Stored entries
---*---

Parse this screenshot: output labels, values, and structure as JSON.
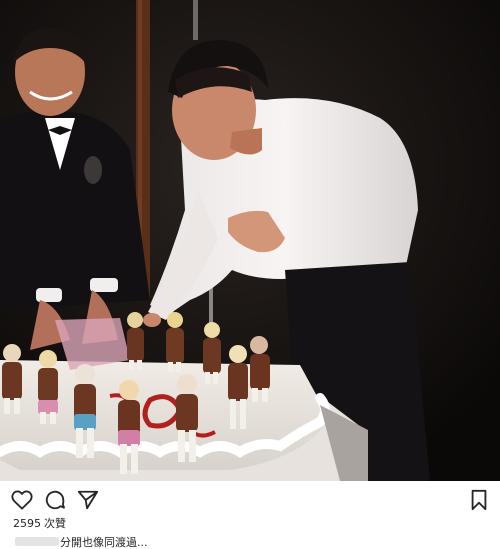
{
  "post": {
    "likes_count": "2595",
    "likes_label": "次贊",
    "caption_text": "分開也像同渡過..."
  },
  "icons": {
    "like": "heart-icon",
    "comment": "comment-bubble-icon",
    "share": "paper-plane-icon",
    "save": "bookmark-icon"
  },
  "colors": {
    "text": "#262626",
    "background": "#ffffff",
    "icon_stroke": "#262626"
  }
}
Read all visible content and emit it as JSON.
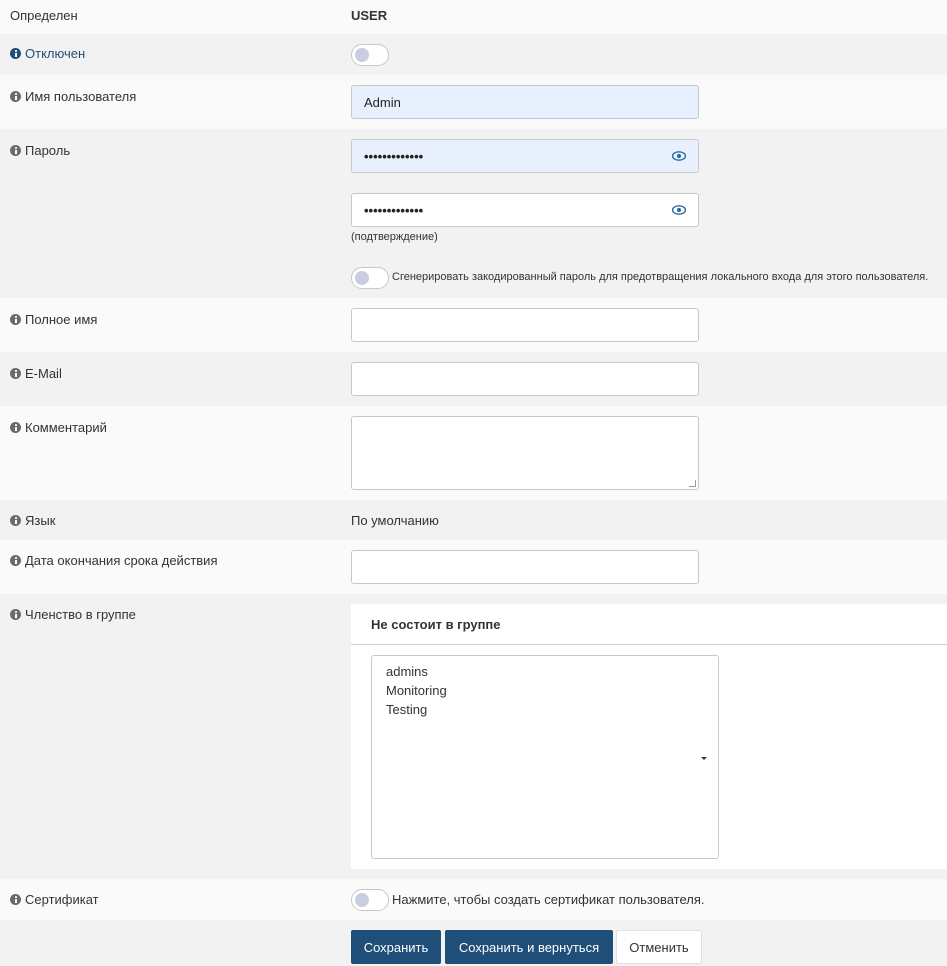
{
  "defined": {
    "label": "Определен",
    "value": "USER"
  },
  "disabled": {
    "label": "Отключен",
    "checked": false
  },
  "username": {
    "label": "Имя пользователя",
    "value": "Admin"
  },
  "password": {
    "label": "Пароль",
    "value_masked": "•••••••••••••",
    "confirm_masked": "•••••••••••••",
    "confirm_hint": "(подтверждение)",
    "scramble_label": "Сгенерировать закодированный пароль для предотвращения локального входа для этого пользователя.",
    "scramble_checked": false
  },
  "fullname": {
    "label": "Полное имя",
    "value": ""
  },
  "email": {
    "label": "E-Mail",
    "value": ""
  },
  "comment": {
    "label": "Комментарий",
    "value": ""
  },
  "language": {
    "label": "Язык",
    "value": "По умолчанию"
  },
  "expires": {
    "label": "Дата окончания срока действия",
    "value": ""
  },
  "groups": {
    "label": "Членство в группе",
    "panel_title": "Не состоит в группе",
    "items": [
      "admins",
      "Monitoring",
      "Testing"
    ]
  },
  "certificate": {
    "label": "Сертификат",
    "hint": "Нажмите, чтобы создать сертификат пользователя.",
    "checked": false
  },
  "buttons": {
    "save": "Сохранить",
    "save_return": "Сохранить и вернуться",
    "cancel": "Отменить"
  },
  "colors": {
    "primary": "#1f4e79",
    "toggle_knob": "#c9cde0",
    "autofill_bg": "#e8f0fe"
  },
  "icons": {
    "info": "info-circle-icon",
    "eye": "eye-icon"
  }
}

---*---

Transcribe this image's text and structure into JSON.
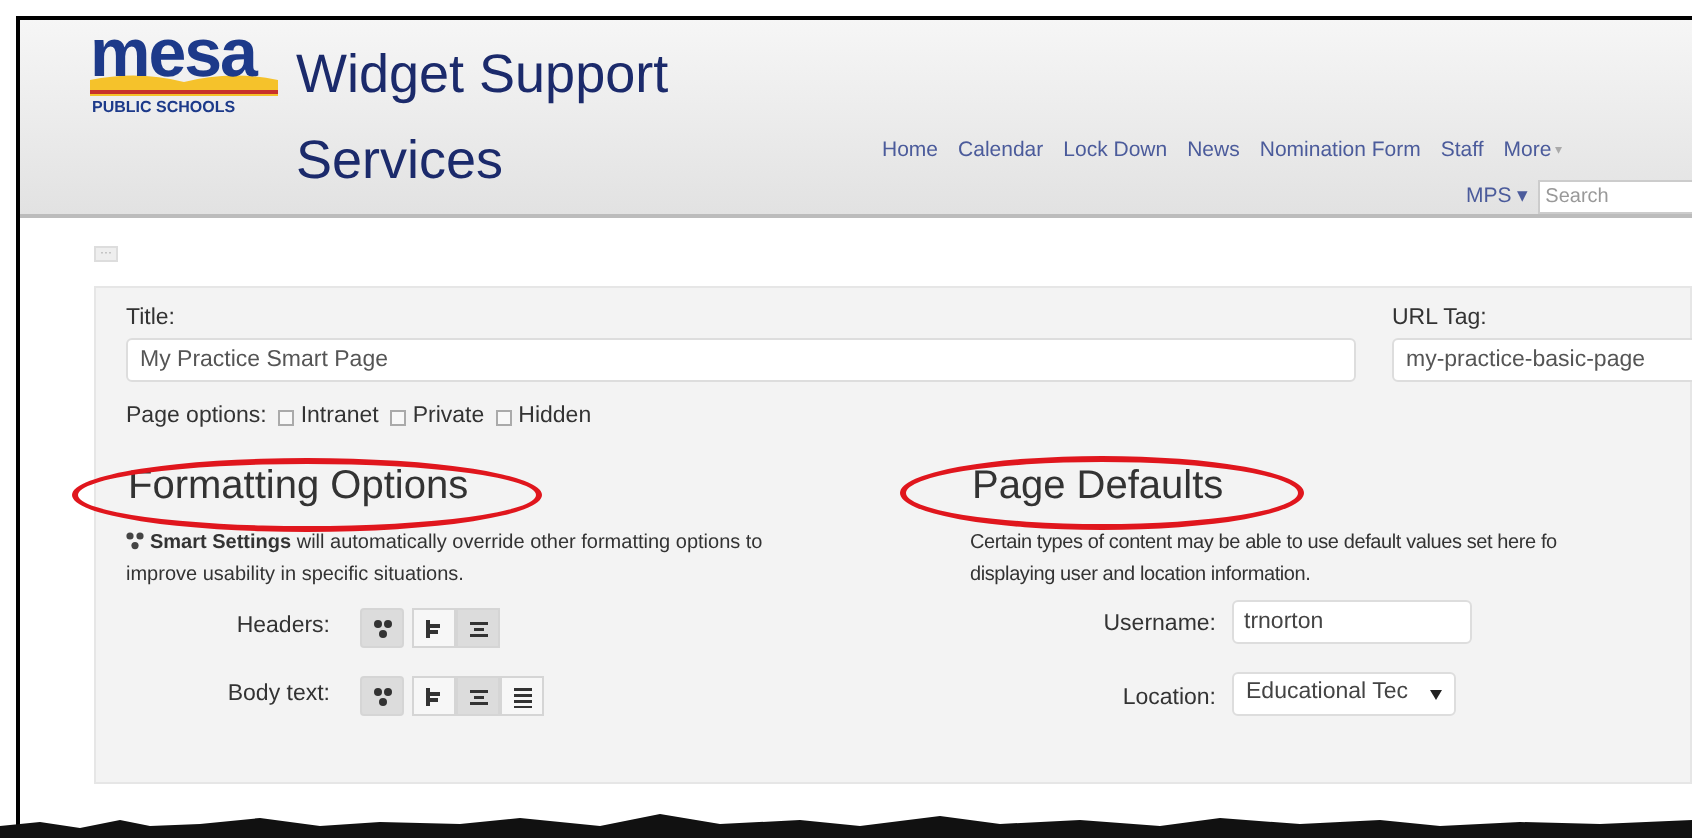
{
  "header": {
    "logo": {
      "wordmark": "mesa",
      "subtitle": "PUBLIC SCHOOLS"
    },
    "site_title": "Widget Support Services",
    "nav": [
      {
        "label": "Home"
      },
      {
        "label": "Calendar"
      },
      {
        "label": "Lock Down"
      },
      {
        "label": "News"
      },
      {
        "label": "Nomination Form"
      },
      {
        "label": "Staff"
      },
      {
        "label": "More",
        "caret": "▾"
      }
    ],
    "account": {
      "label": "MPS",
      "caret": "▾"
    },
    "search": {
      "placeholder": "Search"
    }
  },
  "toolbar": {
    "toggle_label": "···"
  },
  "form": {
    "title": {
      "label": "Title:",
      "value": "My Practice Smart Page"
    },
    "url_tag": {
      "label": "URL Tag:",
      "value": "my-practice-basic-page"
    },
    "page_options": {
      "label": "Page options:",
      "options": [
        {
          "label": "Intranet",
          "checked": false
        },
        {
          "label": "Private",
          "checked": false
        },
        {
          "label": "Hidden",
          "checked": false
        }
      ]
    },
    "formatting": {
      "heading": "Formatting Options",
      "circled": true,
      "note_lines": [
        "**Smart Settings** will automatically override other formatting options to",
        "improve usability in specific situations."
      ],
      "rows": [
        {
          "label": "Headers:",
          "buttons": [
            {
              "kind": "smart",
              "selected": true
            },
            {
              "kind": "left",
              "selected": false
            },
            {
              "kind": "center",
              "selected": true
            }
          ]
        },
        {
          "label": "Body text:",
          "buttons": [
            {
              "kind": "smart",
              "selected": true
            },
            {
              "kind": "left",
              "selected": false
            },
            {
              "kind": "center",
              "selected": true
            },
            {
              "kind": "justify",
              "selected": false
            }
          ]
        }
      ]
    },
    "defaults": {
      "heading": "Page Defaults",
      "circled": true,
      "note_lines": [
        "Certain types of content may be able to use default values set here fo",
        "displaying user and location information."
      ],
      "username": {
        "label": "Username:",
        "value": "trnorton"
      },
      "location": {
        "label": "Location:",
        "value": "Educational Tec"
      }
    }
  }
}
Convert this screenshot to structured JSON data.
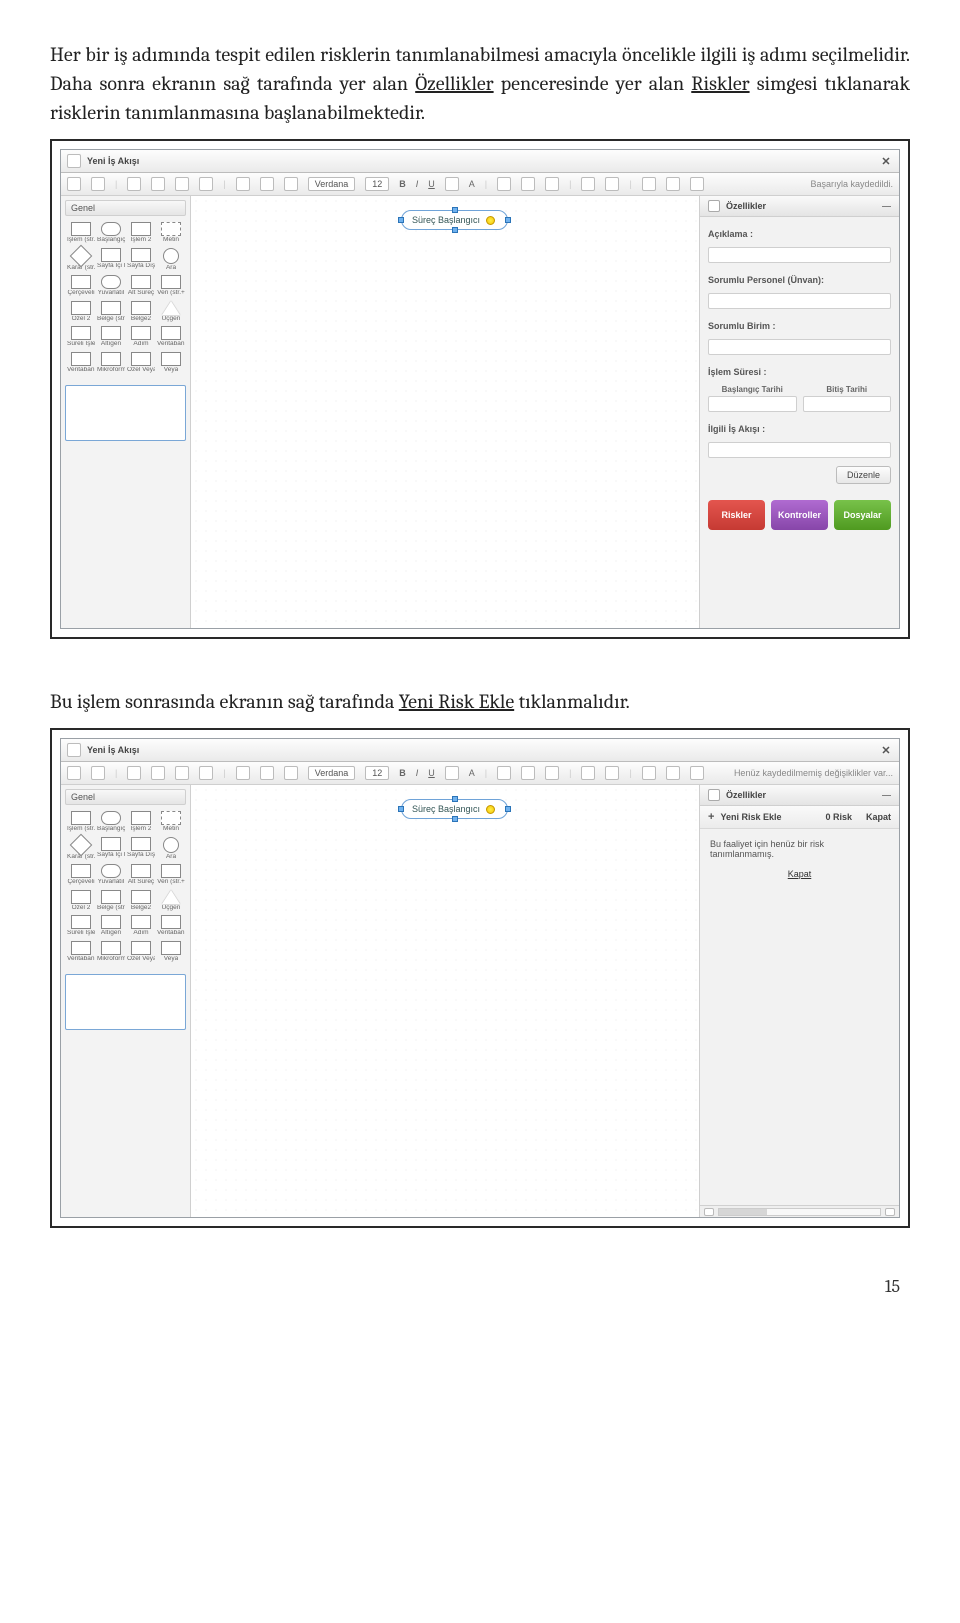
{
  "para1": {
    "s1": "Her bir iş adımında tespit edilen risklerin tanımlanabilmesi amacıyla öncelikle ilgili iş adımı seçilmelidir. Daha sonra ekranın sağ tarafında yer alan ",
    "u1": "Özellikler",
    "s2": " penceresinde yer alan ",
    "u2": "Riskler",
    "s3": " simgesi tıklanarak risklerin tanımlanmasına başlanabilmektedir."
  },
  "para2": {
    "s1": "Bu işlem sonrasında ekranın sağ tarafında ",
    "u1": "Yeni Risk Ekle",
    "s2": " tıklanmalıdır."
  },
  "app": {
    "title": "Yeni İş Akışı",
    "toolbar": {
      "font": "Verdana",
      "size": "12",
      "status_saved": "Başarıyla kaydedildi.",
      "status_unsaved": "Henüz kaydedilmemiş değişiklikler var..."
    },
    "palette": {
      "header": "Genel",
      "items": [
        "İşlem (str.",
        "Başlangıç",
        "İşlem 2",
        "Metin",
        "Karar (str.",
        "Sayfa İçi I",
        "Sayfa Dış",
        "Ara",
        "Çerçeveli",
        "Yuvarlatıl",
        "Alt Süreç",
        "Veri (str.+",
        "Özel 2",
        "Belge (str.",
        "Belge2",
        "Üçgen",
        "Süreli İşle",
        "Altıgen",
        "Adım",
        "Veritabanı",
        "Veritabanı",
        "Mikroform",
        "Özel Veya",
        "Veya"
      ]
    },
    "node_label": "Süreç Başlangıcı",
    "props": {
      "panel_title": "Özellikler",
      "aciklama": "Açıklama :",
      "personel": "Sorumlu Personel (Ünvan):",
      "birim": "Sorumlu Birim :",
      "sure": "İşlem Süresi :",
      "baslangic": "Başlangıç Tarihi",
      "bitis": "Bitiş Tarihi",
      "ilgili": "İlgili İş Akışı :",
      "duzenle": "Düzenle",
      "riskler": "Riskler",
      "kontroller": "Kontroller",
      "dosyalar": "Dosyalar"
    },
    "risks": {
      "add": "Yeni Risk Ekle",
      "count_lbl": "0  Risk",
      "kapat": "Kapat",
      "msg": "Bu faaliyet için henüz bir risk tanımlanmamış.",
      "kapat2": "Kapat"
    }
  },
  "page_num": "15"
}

---*---

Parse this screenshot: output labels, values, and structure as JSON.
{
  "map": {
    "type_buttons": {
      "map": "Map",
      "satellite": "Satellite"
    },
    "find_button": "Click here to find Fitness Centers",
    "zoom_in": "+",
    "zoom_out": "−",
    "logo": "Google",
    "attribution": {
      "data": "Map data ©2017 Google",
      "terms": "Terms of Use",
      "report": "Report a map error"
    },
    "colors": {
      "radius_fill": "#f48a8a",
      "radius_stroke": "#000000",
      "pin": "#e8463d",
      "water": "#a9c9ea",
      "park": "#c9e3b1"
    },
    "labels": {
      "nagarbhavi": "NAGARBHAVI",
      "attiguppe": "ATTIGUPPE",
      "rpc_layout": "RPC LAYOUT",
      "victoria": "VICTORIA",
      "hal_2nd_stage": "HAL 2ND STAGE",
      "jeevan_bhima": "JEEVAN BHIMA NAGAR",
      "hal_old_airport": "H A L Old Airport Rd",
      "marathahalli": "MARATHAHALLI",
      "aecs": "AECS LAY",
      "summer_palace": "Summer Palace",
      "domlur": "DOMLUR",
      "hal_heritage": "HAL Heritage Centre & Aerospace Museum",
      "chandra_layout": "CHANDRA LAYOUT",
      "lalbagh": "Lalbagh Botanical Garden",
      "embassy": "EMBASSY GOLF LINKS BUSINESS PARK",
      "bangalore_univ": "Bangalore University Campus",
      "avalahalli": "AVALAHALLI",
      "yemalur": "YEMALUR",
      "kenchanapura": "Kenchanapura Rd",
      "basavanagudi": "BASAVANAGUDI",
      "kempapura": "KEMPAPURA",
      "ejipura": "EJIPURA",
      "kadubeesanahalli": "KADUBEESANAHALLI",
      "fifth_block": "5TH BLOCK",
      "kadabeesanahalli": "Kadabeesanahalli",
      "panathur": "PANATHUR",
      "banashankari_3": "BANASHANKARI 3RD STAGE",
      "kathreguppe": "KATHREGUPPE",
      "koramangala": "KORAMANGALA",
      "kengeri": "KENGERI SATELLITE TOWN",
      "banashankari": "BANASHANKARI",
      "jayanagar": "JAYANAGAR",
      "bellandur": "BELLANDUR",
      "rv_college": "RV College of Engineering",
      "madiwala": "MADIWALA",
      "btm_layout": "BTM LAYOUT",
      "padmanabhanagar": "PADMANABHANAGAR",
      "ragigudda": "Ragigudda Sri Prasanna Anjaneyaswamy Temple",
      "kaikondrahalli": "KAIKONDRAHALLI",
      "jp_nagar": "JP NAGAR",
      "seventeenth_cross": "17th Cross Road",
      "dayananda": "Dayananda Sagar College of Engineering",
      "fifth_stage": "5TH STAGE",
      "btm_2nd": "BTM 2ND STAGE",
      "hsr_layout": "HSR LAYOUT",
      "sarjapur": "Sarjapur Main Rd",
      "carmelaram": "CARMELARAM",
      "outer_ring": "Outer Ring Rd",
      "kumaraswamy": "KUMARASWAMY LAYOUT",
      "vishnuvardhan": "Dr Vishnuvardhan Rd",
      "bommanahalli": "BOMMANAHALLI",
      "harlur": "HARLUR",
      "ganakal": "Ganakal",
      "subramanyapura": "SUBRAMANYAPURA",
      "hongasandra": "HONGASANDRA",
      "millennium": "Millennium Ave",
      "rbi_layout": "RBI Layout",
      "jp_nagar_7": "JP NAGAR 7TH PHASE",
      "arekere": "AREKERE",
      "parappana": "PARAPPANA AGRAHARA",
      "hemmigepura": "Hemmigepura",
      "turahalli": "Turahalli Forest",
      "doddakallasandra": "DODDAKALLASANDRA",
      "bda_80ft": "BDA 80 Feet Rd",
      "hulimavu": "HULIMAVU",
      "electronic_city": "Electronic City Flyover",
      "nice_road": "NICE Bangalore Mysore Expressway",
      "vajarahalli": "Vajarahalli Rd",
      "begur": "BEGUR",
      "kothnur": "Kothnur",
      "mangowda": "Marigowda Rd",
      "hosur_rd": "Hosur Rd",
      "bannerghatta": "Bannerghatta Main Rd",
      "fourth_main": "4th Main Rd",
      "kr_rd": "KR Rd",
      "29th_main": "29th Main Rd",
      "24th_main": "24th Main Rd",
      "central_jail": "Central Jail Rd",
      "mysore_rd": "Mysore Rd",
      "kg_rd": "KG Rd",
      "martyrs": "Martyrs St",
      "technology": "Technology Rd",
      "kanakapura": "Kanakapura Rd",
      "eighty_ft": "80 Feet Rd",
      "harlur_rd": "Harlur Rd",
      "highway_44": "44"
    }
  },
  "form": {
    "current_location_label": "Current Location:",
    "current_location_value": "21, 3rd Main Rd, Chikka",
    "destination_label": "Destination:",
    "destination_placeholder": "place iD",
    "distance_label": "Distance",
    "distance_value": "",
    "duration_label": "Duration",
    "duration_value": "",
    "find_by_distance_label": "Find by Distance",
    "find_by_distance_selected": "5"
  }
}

---*---

Work to be completed
List each line of the records that holds the string "College".

Output of the task
      "rv_college": "RV College of Engineering",
      "dayananda": "Dayananda Sagar College of Engineering",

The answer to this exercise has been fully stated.